_What you need to do_: Your task is to transcribe the data in full.

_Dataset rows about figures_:
▼

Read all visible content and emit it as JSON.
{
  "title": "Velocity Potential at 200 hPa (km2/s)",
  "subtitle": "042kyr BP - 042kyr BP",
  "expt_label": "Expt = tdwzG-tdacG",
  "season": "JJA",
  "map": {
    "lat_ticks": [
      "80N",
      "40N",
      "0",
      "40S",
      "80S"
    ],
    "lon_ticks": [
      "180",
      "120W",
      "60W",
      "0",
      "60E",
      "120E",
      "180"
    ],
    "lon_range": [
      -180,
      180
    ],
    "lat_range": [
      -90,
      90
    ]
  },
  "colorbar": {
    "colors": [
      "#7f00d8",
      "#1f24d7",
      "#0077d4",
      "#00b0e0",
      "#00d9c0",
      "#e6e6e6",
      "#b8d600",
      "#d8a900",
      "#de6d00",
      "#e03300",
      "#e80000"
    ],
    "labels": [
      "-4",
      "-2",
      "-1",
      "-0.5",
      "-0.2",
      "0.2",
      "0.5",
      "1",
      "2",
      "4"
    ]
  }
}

▲

_Task output_:
Read all visible content and emit it as JSON.
{
  "title": "Velocity Potential at 200 hPa (km2/s)",
  "subtitle": "042kyr BP - 042kyr BP",
  "expt_label": "Expt = tdwzG-tdacG",
  "season": "JJA",
  "map": {
    "lat_ticks": [
      "80N",
      "40N",
      "0",
      "40S",
      "80S"
    ],
    "lon_ticks": [
      "180",
      "120W",
      "60W",
      "0",
      "60E",
      "120E",
      "180"
    ],
    "lon_range": [
      -180,
      180
    ],
    "lat_range": [
      -90,
      90
    ]
  },
  "colorbar": {
    "colors": [
      "#7f00d8",
      "#1f24d7",
      "#0077d4",
      "#00b0e0",
      "#00d9c0",
      "#e6e6e6",
      "#b8d600",
      "#d8a900",
      "#de6d00",
      "#e03300",
      "#e80000"
    ],
    "labels": [
      "-4",
      "-2",
      "-1",
      "-0.5",
      "-0.2",
      "0.2",
      "0.5",
      "1",
      "2",
      "4"
    ]
  }
}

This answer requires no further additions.